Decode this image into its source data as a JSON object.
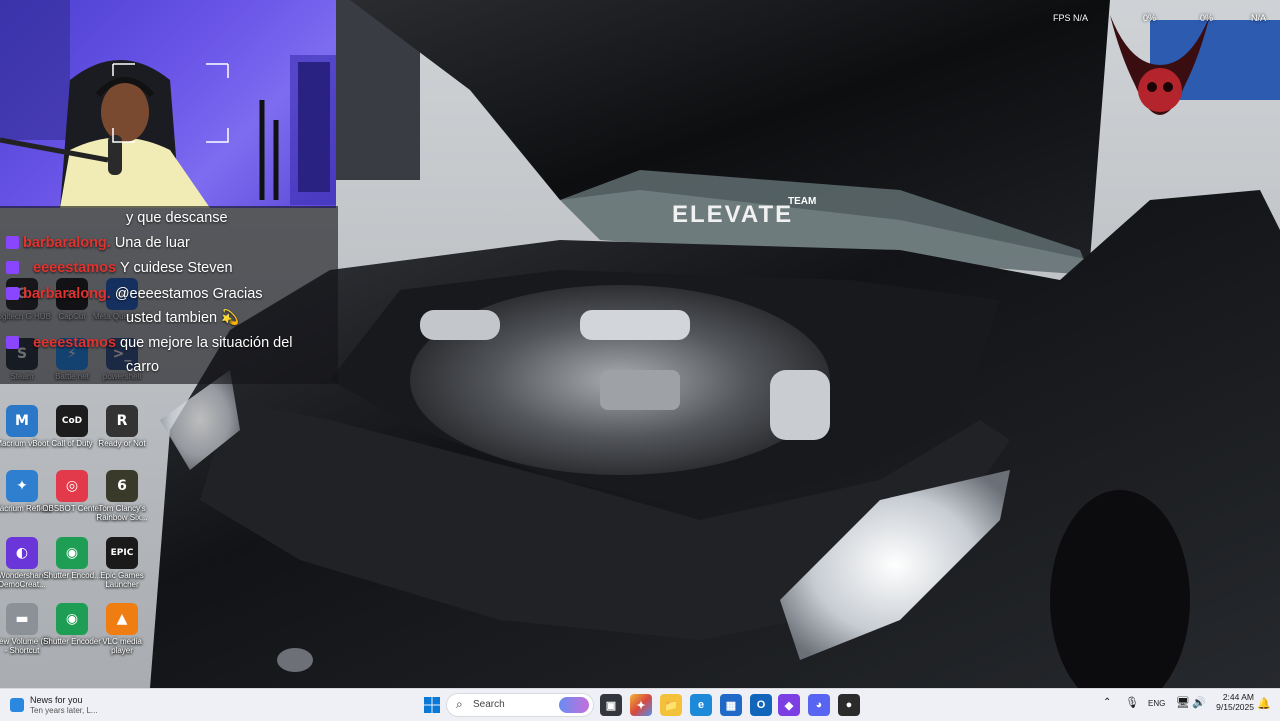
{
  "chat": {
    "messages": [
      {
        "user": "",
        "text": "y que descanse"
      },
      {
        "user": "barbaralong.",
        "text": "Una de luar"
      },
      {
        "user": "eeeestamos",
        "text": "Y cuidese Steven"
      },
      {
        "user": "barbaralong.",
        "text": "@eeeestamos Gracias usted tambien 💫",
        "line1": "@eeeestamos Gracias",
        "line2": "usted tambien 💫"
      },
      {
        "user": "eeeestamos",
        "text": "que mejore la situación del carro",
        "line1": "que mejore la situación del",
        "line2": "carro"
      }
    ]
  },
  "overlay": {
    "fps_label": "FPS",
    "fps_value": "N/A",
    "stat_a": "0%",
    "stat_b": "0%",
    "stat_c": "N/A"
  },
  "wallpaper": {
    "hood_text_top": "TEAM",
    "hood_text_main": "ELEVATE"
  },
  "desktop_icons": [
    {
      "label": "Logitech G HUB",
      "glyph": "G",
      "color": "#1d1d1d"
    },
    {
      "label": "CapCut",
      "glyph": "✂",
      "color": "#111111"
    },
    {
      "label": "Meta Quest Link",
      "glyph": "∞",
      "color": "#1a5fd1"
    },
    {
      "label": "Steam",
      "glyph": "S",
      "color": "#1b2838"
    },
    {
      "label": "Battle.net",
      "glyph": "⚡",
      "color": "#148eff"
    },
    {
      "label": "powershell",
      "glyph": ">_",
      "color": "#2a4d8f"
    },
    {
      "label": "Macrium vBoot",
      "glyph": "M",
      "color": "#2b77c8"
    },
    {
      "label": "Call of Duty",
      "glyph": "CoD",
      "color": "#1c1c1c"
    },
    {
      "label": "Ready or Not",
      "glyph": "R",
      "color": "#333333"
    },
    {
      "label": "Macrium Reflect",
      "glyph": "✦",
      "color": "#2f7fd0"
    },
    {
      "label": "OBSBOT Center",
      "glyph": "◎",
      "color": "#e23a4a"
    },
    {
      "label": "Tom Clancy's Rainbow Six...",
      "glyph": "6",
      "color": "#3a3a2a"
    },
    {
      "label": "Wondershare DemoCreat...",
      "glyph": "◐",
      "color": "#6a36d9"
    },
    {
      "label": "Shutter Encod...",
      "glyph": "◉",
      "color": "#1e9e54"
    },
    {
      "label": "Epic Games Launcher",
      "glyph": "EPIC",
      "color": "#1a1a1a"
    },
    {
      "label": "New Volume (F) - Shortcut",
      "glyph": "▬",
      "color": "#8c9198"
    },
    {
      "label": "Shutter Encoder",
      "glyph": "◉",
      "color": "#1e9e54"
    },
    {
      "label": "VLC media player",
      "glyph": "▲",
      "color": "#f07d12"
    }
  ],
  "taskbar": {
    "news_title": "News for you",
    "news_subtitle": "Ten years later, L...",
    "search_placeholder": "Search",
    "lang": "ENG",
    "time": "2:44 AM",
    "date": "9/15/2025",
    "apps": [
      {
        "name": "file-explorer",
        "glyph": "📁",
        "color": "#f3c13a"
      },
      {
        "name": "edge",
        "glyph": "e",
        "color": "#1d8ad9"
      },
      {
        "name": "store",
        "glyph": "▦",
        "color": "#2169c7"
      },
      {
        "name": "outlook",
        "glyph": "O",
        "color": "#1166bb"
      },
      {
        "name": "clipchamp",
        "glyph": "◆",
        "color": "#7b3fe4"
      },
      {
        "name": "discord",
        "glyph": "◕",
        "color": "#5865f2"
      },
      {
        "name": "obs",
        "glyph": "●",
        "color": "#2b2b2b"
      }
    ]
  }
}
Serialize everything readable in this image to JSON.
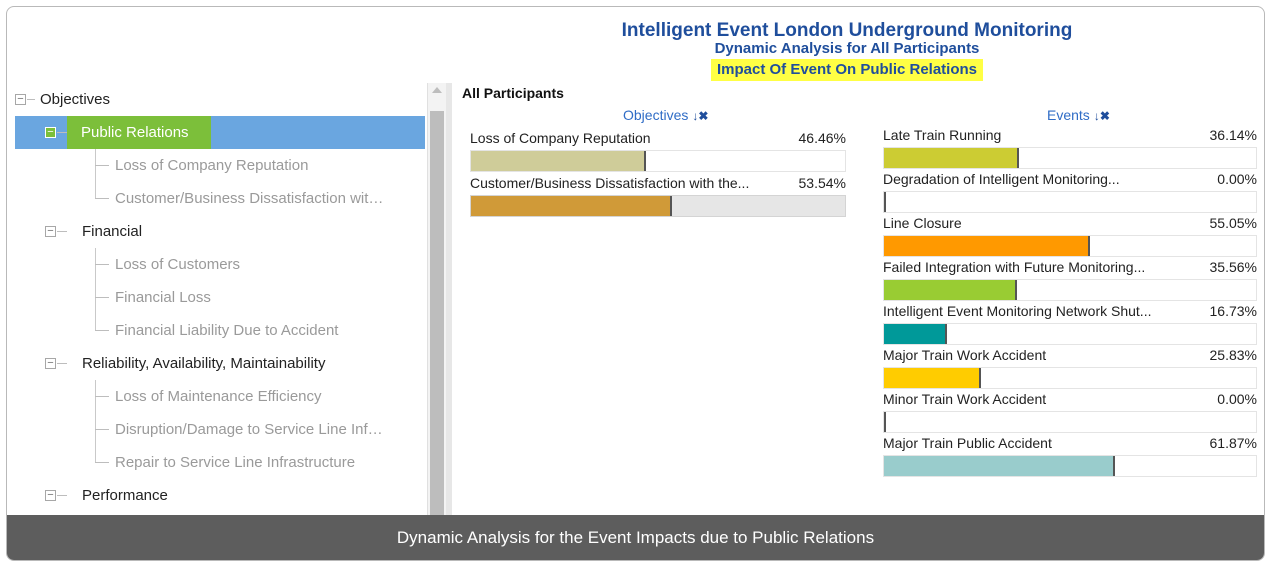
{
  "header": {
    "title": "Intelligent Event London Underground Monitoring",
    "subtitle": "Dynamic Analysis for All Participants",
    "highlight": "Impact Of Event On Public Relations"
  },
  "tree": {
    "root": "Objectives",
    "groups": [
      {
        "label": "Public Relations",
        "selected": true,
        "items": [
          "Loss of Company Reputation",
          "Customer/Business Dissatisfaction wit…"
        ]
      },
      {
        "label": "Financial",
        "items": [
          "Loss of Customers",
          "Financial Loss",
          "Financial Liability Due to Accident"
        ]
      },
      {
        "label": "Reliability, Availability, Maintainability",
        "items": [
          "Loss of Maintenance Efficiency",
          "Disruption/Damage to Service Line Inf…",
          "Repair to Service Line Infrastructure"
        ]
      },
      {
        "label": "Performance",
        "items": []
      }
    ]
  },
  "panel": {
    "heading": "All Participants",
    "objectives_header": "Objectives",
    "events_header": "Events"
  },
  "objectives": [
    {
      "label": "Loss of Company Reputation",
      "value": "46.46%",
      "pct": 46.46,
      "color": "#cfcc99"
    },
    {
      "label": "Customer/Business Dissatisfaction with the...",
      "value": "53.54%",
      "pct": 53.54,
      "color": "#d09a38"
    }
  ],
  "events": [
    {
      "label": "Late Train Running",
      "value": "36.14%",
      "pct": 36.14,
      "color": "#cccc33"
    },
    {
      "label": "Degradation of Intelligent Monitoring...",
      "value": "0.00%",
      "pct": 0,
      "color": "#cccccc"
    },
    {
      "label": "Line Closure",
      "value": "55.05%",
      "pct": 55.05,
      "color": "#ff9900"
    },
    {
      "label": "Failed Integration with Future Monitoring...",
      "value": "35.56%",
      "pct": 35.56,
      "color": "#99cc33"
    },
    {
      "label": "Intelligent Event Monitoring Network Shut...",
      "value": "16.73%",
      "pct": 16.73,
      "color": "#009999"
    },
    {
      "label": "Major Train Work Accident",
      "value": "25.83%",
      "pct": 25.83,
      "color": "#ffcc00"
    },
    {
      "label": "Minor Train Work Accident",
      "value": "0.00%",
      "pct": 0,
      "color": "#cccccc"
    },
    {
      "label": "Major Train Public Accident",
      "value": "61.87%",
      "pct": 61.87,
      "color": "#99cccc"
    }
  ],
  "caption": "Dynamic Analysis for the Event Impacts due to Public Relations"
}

...

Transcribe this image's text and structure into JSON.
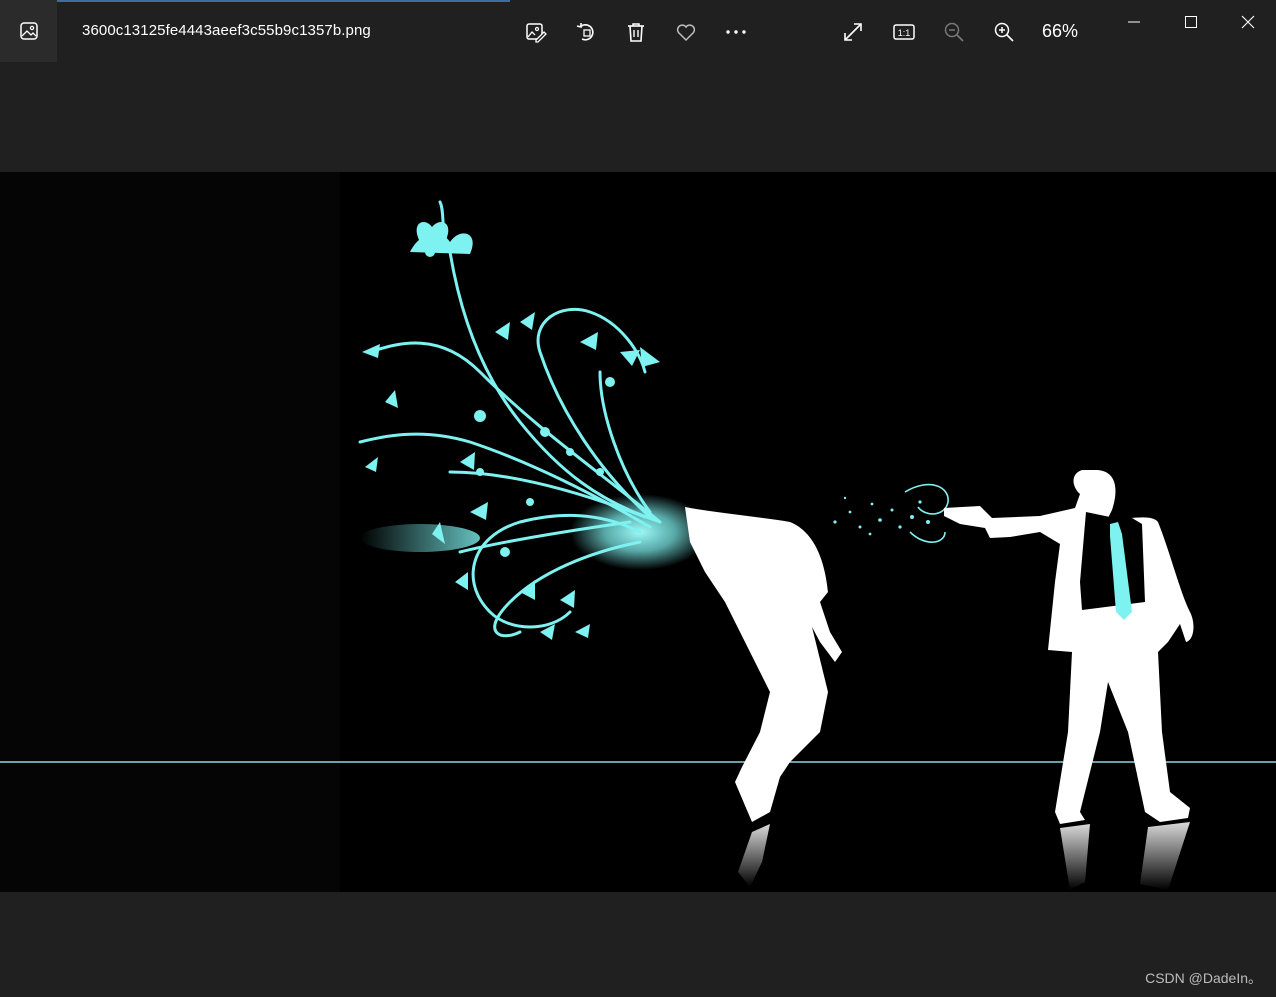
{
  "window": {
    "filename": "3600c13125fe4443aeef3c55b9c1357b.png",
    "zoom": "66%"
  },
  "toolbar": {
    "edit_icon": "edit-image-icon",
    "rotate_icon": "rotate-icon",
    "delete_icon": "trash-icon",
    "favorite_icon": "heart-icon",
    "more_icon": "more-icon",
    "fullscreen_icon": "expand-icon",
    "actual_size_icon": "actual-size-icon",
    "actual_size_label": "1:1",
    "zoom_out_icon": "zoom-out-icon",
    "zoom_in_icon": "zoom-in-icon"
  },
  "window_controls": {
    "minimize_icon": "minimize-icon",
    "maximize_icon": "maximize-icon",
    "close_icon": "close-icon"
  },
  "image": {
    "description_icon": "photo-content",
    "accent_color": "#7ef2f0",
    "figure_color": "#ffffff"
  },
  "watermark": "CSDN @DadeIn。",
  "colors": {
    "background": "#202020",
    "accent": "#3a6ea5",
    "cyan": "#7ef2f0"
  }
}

TASK DETAILS -
Work out how many lines in the entries hold the string "Shutter". Your answer should consist solely of that number.

OUTPUT BELOW -
2